§ **WHAT IS EXPECTED**: Pull every line containing "peak" out of the material below.

Source data
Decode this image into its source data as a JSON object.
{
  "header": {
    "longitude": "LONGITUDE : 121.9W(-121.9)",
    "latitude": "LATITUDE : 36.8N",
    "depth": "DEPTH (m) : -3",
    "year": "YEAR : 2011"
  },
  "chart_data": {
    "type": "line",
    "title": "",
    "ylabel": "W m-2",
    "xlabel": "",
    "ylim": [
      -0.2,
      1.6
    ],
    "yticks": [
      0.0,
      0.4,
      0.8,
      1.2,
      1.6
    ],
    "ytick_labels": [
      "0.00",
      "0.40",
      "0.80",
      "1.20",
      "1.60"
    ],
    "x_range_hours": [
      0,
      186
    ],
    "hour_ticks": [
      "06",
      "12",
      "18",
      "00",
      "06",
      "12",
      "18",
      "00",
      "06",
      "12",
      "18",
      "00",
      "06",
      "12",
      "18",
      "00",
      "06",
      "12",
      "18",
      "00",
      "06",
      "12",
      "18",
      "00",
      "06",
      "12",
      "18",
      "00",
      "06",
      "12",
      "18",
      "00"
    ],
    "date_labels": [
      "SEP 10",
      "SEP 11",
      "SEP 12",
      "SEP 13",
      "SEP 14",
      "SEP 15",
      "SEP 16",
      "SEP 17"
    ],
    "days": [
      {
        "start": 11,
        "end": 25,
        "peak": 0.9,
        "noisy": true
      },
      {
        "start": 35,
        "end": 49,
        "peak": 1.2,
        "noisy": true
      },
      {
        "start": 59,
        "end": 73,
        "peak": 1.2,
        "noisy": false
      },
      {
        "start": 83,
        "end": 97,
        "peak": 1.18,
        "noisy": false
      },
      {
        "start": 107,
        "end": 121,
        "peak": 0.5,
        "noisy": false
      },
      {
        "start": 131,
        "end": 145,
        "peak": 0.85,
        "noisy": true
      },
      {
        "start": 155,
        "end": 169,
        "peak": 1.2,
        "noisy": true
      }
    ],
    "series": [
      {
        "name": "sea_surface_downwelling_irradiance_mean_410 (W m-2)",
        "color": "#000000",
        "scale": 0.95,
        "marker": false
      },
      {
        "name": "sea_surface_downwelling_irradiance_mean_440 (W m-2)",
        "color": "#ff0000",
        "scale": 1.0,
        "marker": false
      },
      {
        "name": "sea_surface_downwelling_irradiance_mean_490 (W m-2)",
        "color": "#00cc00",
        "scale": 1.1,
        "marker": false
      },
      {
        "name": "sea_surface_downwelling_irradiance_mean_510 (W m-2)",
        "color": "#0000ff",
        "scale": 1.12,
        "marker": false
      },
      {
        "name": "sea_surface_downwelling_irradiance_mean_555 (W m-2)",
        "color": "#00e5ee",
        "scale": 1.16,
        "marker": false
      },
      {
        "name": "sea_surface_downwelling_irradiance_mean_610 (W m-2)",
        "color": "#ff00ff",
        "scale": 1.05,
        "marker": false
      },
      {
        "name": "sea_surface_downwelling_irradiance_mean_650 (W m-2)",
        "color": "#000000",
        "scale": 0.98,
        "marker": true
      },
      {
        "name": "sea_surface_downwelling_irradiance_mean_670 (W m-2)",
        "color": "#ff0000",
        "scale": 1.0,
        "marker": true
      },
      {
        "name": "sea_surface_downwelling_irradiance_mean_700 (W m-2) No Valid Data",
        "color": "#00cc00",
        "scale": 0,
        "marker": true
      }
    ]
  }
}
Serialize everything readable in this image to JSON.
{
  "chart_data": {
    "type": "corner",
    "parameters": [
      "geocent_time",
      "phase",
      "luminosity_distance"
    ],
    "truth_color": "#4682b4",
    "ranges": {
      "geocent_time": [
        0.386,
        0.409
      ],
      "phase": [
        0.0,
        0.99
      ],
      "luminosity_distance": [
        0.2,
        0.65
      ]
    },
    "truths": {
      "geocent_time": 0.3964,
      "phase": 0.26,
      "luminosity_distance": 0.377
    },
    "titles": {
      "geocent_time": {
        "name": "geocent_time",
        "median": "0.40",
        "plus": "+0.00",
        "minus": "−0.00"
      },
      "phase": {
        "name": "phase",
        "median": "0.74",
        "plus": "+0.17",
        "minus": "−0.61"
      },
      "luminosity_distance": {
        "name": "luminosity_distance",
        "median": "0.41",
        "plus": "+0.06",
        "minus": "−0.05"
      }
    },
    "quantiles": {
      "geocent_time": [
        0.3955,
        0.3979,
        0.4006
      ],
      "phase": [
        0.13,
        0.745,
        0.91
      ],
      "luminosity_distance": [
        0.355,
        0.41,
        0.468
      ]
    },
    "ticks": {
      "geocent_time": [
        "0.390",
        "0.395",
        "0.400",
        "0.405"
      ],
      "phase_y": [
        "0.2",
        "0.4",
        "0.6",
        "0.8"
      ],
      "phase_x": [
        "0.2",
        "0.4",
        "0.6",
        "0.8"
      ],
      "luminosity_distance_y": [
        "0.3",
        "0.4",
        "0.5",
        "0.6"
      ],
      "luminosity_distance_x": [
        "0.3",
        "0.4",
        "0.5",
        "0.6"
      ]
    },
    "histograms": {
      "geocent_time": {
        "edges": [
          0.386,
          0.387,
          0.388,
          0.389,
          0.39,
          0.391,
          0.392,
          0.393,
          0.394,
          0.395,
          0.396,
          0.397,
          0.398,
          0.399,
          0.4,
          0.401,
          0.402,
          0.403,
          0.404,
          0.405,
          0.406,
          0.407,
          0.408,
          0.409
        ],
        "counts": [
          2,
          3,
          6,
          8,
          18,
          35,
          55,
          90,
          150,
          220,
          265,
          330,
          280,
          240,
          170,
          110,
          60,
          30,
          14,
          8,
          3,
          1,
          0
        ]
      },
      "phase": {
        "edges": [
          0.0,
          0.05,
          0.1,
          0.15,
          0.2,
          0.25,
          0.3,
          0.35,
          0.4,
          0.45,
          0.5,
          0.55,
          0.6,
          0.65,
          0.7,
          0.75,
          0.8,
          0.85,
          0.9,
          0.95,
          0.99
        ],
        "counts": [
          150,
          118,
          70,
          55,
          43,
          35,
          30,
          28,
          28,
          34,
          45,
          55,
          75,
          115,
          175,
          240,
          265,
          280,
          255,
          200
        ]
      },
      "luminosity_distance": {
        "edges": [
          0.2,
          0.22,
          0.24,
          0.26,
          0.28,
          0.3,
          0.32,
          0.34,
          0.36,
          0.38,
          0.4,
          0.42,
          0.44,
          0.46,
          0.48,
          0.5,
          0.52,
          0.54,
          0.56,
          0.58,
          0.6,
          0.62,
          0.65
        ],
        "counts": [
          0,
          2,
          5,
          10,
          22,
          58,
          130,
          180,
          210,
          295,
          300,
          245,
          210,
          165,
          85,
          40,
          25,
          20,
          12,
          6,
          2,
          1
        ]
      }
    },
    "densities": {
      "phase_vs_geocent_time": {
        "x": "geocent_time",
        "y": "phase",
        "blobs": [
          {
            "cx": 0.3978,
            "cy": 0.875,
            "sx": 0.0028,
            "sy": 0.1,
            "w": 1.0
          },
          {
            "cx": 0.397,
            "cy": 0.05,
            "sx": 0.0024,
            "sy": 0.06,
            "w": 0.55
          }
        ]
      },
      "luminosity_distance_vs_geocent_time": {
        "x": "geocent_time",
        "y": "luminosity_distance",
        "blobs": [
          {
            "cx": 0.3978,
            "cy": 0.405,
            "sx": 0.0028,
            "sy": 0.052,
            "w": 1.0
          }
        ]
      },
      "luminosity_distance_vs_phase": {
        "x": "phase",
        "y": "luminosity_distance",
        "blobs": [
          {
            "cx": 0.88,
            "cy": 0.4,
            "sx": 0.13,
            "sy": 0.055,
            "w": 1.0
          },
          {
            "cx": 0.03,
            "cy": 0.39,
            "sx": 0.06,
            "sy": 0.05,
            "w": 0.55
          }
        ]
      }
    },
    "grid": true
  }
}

§ **OUTPUT BELOW**:
        "peak": 0.9,
        "peak": 1.2,
        "peak": 1.2,
        "peak": 1.18,
        "peak": 0.5,
        "peak": 0.85,
        "peak": 1.2,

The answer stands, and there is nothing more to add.